**What the task asks**
Exactly repeat the full listing that follows.

Records that describe figures:
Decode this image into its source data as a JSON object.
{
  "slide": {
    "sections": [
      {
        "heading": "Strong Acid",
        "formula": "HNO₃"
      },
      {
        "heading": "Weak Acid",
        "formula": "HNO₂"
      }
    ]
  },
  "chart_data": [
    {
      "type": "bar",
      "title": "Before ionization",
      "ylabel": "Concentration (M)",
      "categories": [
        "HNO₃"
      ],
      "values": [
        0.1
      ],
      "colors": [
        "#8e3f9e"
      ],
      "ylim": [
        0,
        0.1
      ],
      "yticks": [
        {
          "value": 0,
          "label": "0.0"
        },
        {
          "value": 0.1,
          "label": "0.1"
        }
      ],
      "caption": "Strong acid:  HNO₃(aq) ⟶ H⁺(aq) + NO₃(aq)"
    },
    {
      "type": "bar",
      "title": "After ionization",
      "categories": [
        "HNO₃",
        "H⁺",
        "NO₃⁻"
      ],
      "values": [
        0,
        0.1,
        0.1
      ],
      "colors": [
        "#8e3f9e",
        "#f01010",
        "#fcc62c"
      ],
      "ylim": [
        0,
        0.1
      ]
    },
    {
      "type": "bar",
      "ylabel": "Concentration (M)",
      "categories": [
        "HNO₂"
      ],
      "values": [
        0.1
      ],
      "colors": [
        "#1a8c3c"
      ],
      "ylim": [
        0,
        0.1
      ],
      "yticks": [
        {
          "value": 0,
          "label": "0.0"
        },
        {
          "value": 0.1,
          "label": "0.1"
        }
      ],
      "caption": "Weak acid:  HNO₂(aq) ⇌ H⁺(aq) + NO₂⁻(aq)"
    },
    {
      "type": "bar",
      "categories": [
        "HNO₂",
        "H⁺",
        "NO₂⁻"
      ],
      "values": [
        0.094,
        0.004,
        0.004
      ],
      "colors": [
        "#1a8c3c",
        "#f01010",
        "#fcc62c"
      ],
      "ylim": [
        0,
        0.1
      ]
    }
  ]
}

**Result of this exercise**
Decode this image into its source data as a JSON object.
{
  "slide": {
    "sections": [
      {
        "heading": "Strong Acid",
        "formula": "HNO₃"
      },
      {
        "heading": "Weak Acid",
        "formula": "HNO₂"
      }
    ]
  },
  "chart_data": [
    {
      "type": "bar",
      "title": "Before ionization",
      "ylabel": "Concentration (M)",
      "categories": [
        "HNO₃"
      ],
      "values": [
        0.1
      ],
      "colors": [
        "#8e3f9e"
      ],
      "ylim": [
        0,
        0.1
      ],
      "yticks": [
        {
          "value": 0,
          "label": "0.0"
        },
        {
          "value": 0.1,
          "label": "0.1"
        }
      ],
      "caption": "Strong acid:  HNO₃(aq) ⟶ H⁺(aq) + NO₃(aq)"
    },
    {
      "type": "bar",
      "title": "After ionization",
      "categories": [
        "HNO₃",
        "H⁺",
        "NO₃⁻"
      ],
      "values": [
        0,
        0.1,
        0.1
      ],
      "colors": [
        "#8e3f9e",
        "#f01010",
        "#fcc62c"
      ],
      "ylim": [
        0,
        0.1
      ]
    },
    {
      "type": "bar",
      "ylabel": "Concentration (M)",
      "categories": [
        "HNO₂"
      ],
      "values": [
        0.1
      ],
      "colors": [
        "#1a8c3c"
      ],
      "ylim": [
        0,
        0.1
      ],
      "yticks": [
        {
          "value": 0,
          "label": "0.0"
        },
        {
          "value": 0.1,
          "label": "0.1"
        }
      ],
      "caption": "Weak acid:  HNO₂(aq) ⇌ H⁺(aq) + NO₂⁻(aq)"
    },
    {
      "type": "bar",
      "categories": [
        "HNO₂",
        "H⁺",
        "NO₂⁻"
      ],
      "values": [
        0.094,
        0.004,
        0.004
      ],
      "colors": [
        "#1a8c3c",
        "#f01010",
        "#fcc62c"
      ],
      "ylim": [
        0,
        0.1
      ]
    }
  ]
}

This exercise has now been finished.